» Problem statement
Please transcribe the data below exactly. Leave the pictures out.

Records
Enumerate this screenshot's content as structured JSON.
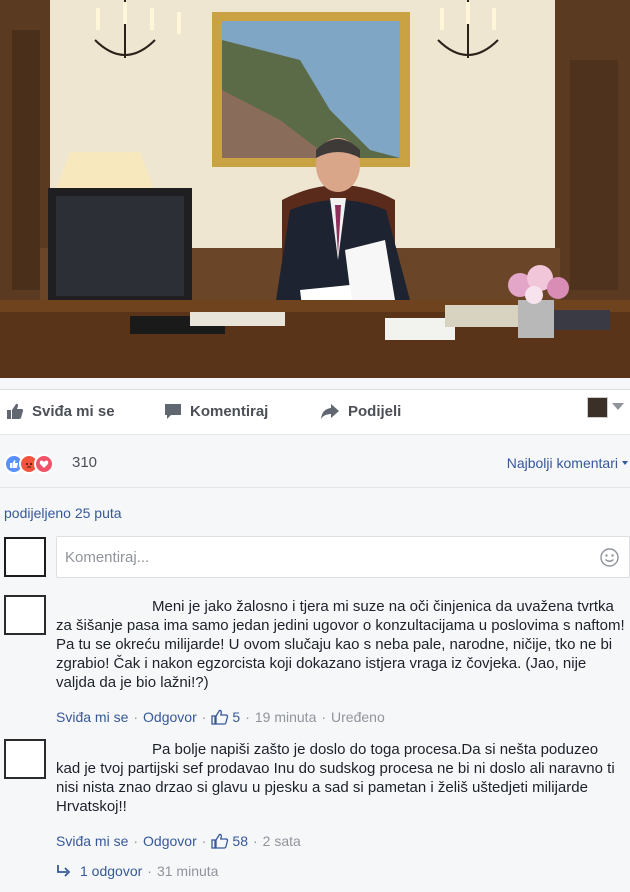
{
  "actions": {
    "like": "Sviđa mi se",
    "comment": "Komentiraj",
    "share": "Podijeli"
  },
  "reactions": {
    "count": "310",
    "sort_label": "Najbolji komentari"
  },
  "shares": "podijeljeno 25 puta",
  "composer": {
    "placeholder": "Komentiraj..."
  },
  "comments": [
    {
      "text": "Meni je jako žalosno i tjera mi suze na oči činjenica da uvažena tvrtka za šišanje pasa ima samo jedan jedini ugovor o konzultacijama u poslovima s naftom! Pa tu se okreću milijarde! U ovom slučaju kao s neba pale, narodne, ničije, tko ne bi zgrabio! Čak i nakon egzorcista koji dokazano istjera vraga iz čovjeka. (Jao, nije valjda da je bio lažni!?)",
      "like_label": "Sviđa mi se",
      "reply_label": "Odgovor",
      "likes": "5",
      "time": "19 minuta",
      "edited": "Uređeno"
    },
    {
      "text": "Pa bolje napiši zašto je doslo do toga procesa.Da si nešta poduzeo kad je tvoj partijski sef prodavao Inu do sudskog procesa ne bi ni doslo ali naravno ti nisi nista znao drzao si glavu u pjesku a sad si pametan i želiš uštedjeti milijarde Hrvatskoj!!",
      "like_label": "Sviđa mi se",
      "reply_label": "Odgovor",
      "likes": "58",
      "time": "2 sata"
    }
  ],
  "replies": {
    "label": "1 odgovor",
    "time": "31 minuta"
  },
  "colors": {
    "link": "#365899",
    "meta": "#90949c",
    "action": "#4b4f56"
  }
}
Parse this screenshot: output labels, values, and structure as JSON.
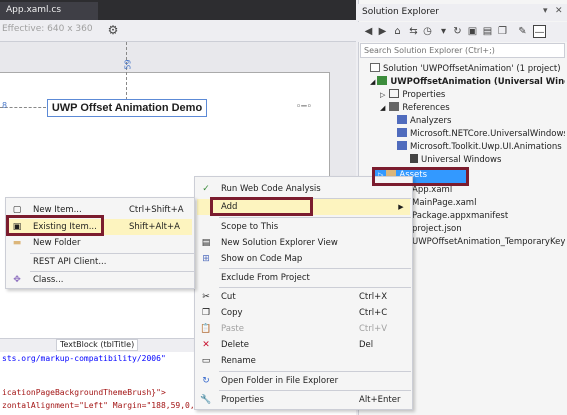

» In response
Enumerate this screenshot's content as structured JSON.
{
  "actions": {
    "like": "Sviđa mi se",
    "comment": "Komentiraj",
    "share": "Podijeli"
  },
  "reactions": {
    "count": "310",
    "sort_label": "Najbolji komentari"
  },
  "shares": "podijeljeno 25 puta",
  "composer": {
    "placeholder": "Komentiraj..."
  },
  "comments": [
    {
      "text": "Meni je jako žalosno i tjera mi suze na oči činjenica da uvažena tvrtka za šišanje pasa ima samo jedan jedini ugovor o konzultacijama u poslovima s naftom! Pa tu se okreću milijarde! U ovom slučaju kao s neba pale, narodne, ničije, tko ne bi zgrabio! Čak i nakon egzorcista koji dokazano istjera vraga iz čovjeka. (Jao, nije valjda da je bio lažni!?)",
      "like_label": "Sviđa mi se",
      "reply_label": "Odgovor",
      "likes": "5",
      "time": "19 minuta",
      "edited": "Uređeno"
    },
    {
      "text": "Pa bolje napiši zašto je doslo do toga procesa.Da si nešta poduzeo kad je tvoj partijski sef prodavao Inu do sudskog procesa ne bi ni doslo ali naravno ti nisi nista znao drzao si glavu u pjesku a sad si pametan i želiš uštedjeti milijarde Hrvatskoj!!",
      "like_label": "Sviđa mi se",
      "reply_label": "Odgovor",
      "likes": "58",
      "time": "2 sata"
    }
  ],
  "replies": {
    "label": "1 odgovor",
    "time": "31 minuta"
  },
  "colors": {
    "link": "#365899",
    "meta": "#90949c",
    "action": "#4b4f56"
  }
}
Parse this screenshot: output labels, values, and structure as JSON.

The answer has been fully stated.